§ **Problem requirements**:
Reproduce all records exactly.
+ + +
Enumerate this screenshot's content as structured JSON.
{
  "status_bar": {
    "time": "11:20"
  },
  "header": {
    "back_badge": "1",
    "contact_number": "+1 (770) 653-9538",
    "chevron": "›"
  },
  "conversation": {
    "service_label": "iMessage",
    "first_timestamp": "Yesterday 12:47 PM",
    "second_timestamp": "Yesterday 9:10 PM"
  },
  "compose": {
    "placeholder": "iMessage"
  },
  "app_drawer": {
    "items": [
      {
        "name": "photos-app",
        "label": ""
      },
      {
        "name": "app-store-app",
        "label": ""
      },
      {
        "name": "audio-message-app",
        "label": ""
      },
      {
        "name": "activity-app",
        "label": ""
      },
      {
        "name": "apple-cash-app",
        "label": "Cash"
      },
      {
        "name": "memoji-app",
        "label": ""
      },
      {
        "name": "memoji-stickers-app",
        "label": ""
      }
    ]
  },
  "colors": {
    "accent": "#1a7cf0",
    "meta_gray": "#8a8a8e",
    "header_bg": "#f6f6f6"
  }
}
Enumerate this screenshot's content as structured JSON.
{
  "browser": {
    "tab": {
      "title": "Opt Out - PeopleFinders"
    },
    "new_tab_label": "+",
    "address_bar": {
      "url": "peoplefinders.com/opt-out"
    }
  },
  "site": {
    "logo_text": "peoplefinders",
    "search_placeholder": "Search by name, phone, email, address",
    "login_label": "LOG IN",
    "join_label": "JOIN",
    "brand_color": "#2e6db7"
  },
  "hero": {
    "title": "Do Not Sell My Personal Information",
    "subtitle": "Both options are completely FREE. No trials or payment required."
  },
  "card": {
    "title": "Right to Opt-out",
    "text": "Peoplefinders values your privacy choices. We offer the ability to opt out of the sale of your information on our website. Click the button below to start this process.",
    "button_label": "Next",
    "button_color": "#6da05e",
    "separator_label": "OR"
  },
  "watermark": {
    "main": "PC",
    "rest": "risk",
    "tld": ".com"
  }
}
+ + +
§ **Task answer**:
Enumerate this screenshot's content as structured JSON.
{
  "status_bar": {
    "time": "11:20"
  },
  "header": {
    "back_badge": "1",
    "contact_number": "+1 (770) 653-9538",
    "chevron": "›"
  },
  "conversation": {
    "service_label": "iMessage",
    "first_timestamp": "Yesterday 12:47 PM",
    "second_timestamp": "Yesterday 9:10 PM"
  },
  "compose": {
    "placeholder": "iMessage"
  },
  "app_drawer": {
    "items": [
      {
        "name": "photos-app",
        "label": ""
      },
      {
        "name": "app-store-app",
        "label": ""
      },
      {
        "name": "audio-message-app",
        "label": ""
      },
      {
        "name": "activity-app",
        "label": ""
      },
      {
        "name": "apple-cash-app",
        "label": "Cash"
      },
      {
        "name": "memoji-app",
        "label": ""
      },
      {
        "name": "memoji-stickers-app",
        "label": ""
      }
    ]
  },
  "colors": {
    "accent": "#1a7cf0",
    "meta_gray": "#8a8a8e",
    "header_bg": "#f6f6f6"
  }
}
Enumerate this screenshot's content as structured JSON.
{
  "browser": {
    "tab": {
      "title": "Opt Out - PeopleFinders"
    },
    "new_tab_label": "+",
    "address_bar": {
      "url": "peoplefinders.com/opt-out"
    }
  },
  "site": {
    "logo_text": "peoplefinders",
    "search_placeholder": "Search by name, phone, email, address",
    "login_label": "LOG IN",
    "join_label": "JOIN",
    "brand_color": "#2e6db7"
  },
  "hero": {
    "title": "Do Not Sell My Personal Information",
    "subtitle": "Both options are completely FREE. No trials or payment required."
  },
  "card": {
    "title": "Right to Opt-out",
    "text": "Peoplefinders values your privacy choices. We offer the ability to opt out of the sale of your information on our website. Click the button below to start this process.",
    "button_label": "Next",
    "button_color": "#6da05e",
    "separator_label": "OR"
  },
  "watermark": {
    "main": "PC",
    "rest": "risk",
    "tld": ".com"
  }
}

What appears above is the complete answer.